■ REQUIREMENT ■
Copy out all the lines where "Compare" shows up.

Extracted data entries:
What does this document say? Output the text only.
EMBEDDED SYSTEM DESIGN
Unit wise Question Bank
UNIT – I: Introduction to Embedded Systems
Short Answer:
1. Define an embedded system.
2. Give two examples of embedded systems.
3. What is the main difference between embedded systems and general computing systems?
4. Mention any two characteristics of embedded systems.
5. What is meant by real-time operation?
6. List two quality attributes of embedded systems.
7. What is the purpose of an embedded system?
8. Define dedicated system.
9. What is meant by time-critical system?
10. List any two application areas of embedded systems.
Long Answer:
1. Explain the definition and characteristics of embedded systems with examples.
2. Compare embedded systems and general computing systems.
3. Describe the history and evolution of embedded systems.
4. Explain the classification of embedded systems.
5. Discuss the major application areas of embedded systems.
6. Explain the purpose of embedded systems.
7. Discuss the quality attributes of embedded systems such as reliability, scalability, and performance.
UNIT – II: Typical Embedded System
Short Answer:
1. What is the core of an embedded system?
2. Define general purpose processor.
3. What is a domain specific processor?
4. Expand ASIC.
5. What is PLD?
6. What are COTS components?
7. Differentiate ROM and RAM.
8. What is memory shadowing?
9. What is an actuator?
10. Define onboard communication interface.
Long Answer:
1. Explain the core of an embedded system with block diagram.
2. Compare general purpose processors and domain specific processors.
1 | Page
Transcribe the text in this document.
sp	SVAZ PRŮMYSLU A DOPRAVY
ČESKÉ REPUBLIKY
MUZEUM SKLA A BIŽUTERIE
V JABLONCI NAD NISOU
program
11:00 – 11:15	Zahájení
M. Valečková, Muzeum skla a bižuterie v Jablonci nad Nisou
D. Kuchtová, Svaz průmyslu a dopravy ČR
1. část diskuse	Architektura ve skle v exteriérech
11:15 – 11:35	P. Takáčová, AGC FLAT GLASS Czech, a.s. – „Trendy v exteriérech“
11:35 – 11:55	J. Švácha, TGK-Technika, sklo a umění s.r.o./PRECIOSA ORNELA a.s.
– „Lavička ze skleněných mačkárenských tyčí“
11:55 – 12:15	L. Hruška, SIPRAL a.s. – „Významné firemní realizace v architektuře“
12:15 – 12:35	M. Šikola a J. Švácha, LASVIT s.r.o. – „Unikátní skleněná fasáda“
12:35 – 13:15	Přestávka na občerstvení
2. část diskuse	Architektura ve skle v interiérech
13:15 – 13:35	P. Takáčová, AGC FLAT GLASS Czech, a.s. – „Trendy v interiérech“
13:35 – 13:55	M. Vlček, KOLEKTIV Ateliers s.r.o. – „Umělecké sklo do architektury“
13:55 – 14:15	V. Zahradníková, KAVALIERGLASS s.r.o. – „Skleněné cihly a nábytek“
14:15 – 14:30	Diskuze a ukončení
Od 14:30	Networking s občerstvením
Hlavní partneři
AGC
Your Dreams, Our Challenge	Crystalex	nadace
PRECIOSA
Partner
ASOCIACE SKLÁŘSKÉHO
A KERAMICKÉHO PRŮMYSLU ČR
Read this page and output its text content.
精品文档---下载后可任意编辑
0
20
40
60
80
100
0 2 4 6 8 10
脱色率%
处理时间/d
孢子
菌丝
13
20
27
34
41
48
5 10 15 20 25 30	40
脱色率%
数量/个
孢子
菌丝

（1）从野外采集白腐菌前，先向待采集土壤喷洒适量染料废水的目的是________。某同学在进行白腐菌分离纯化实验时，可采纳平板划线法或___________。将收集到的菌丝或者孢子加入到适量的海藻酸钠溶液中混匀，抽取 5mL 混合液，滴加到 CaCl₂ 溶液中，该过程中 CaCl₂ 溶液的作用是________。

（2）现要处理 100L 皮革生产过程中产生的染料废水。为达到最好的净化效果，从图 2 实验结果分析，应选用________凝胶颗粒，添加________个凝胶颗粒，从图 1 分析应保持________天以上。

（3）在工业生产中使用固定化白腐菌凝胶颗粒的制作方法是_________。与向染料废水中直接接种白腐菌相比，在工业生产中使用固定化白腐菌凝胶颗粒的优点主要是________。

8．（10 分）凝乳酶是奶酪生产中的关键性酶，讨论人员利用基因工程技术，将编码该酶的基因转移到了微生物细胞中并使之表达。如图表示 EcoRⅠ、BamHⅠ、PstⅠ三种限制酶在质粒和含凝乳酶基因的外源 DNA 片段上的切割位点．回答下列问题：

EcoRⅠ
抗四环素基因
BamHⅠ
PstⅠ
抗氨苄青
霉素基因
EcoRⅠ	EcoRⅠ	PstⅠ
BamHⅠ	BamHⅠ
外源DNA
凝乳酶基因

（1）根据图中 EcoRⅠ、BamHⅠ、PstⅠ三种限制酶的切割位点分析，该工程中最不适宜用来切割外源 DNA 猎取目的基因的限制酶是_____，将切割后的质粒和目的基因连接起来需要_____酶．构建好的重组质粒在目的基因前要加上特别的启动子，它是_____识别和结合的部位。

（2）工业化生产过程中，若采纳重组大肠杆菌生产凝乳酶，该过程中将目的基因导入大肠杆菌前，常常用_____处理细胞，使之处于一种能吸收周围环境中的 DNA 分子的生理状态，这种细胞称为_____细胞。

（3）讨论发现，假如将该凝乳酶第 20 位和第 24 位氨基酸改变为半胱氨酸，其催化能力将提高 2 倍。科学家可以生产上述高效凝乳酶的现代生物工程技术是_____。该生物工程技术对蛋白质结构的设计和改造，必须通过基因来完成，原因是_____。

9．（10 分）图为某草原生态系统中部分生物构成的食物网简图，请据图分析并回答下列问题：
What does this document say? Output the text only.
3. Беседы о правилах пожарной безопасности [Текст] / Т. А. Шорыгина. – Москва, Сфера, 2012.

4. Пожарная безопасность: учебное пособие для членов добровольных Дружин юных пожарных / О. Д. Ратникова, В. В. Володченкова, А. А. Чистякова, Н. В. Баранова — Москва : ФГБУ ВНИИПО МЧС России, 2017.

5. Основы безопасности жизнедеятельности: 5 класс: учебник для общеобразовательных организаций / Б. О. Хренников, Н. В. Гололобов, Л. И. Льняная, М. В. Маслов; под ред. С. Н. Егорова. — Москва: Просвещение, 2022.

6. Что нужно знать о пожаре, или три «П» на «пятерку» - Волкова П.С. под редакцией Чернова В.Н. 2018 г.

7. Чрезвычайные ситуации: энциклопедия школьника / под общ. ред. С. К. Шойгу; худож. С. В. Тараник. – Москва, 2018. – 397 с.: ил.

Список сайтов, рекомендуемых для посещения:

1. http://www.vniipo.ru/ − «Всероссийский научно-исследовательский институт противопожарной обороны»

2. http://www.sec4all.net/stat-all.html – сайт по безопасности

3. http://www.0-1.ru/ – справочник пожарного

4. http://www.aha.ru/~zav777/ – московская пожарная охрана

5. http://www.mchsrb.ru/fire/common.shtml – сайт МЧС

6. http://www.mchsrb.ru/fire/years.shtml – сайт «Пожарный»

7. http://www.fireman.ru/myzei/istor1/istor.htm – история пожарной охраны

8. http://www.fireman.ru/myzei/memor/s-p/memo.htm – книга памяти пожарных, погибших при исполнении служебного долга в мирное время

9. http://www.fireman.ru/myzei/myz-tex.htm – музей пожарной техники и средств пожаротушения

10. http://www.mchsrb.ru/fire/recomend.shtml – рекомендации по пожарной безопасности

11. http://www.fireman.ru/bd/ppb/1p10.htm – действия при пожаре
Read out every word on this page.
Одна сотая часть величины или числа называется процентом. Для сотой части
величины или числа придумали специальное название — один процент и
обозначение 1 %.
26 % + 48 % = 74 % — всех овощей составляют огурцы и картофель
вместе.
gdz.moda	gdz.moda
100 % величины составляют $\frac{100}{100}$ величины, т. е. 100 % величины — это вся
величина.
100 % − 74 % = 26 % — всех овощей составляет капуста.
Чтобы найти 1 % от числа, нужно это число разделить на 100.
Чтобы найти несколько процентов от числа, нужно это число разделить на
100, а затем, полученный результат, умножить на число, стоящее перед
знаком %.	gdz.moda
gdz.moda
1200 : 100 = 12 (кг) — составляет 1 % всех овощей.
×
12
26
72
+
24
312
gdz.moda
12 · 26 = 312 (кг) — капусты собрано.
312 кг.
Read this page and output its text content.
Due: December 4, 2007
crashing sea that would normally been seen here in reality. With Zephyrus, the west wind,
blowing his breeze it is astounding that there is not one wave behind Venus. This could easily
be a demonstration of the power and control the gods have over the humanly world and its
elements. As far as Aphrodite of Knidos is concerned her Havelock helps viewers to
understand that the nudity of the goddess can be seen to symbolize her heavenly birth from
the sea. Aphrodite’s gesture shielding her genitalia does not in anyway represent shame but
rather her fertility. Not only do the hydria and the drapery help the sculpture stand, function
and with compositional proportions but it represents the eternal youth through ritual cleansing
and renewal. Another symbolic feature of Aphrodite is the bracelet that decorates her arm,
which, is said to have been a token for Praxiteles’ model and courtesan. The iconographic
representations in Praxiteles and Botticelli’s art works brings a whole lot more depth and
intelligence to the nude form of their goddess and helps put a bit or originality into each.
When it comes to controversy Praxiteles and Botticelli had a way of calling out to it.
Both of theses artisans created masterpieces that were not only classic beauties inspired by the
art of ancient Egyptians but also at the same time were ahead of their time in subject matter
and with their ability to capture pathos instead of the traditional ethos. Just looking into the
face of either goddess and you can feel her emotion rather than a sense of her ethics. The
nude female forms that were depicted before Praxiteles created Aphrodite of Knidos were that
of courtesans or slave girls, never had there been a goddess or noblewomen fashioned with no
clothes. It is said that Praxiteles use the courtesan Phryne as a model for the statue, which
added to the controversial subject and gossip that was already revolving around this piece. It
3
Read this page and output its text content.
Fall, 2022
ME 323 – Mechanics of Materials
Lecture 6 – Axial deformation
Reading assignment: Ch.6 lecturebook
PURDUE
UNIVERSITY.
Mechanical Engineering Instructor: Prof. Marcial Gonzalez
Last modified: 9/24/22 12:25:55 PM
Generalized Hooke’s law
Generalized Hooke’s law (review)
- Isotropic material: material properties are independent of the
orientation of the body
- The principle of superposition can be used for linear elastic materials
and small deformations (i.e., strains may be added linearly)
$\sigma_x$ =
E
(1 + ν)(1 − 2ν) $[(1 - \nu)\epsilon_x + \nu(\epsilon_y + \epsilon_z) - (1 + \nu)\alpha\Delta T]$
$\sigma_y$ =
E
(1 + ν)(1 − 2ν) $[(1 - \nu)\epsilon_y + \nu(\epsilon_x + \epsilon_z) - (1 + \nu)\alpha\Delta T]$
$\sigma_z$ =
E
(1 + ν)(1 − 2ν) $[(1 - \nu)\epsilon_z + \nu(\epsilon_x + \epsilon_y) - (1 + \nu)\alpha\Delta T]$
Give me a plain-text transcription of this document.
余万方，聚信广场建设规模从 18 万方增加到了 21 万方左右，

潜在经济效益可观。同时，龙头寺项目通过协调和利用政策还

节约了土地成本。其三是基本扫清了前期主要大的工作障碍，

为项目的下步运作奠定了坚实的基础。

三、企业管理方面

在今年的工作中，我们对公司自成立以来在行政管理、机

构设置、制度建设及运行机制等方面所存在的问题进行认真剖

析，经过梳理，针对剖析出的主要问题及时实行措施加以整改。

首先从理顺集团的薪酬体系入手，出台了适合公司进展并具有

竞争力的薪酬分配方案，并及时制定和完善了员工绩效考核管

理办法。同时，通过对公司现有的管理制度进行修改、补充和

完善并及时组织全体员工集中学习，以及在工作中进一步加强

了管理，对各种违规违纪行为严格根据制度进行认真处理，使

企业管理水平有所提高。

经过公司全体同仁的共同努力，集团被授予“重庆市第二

■ RESULT FOR THIS EXERCISE ■
2. Compare embedded systems and general computing systems.
2. Compare general purpose processors and domain specific processors.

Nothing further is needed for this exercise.